(Data items)
-- -- --
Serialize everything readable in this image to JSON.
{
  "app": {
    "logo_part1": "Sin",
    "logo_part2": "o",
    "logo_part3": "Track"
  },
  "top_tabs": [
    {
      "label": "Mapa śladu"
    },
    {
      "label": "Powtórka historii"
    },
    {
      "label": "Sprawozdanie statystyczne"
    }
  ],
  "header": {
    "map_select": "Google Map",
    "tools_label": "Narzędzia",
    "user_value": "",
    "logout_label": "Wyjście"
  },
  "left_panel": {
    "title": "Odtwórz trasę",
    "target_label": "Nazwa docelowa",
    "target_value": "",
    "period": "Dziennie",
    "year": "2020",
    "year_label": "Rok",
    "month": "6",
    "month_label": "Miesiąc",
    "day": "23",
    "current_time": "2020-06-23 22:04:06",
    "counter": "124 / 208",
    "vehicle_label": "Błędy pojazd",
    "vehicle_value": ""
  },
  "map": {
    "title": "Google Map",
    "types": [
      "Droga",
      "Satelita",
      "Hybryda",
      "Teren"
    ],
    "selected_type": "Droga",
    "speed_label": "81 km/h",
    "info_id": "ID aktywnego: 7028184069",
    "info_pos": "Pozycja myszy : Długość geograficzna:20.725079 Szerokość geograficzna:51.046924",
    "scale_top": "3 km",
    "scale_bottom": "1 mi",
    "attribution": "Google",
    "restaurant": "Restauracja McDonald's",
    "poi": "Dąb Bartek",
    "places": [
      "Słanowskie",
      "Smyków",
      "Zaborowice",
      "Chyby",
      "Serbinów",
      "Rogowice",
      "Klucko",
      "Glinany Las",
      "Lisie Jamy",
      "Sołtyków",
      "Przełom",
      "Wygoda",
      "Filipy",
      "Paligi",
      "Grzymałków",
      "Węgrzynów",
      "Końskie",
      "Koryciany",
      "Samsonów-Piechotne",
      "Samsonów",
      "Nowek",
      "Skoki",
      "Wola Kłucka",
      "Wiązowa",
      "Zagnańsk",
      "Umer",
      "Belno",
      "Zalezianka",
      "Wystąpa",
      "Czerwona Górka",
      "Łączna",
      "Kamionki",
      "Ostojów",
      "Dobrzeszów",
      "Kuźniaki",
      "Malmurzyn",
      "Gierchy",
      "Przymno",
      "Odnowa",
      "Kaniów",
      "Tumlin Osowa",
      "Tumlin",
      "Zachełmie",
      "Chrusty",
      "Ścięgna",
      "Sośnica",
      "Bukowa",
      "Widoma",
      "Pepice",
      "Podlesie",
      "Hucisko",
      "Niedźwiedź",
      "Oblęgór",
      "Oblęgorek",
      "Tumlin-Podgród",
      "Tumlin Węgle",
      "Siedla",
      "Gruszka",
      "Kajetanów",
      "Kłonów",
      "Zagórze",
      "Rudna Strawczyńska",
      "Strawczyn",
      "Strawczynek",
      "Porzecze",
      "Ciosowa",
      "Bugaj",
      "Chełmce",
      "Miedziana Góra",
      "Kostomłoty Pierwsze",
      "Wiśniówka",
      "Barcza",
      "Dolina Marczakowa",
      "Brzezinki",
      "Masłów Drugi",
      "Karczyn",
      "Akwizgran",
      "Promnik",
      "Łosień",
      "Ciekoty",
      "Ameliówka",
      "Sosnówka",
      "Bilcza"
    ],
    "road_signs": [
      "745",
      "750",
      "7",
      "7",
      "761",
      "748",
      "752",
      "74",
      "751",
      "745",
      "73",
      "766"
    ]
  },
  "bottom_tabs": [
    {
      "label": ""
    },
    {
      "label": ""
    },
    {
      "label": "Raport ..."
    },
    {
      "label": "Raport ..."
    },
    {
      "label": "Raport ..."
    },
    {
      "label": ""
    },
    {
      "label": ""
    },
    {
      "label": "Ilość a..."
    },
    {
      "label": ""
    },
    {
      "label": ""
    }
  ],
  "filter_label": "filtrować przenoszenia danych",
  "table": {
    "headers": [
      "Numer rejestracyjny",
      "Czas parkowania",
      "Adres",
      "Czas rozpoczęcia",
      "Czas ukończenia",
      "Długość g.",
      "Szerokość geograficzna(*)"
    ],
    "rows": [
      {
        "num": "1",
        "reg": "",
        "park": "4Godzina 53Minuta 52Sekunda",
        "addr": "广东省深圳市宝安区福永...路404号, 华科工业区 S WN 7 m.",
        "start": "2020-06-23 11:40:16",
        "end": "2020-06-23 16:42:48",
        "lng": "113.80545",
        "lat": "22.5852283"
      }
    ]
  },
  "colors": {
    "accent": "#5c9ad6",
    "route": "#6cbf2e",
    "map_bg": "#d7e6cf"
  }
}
-- -- --
▶ **INSTRUCTION**
Which lines in the records above contain the string "Google"? Copy each one.

▶ **RESULT OF THIS TASK**
    "map_select": "Google Map",
    "title": "Google Map",
    "attribution": "Google",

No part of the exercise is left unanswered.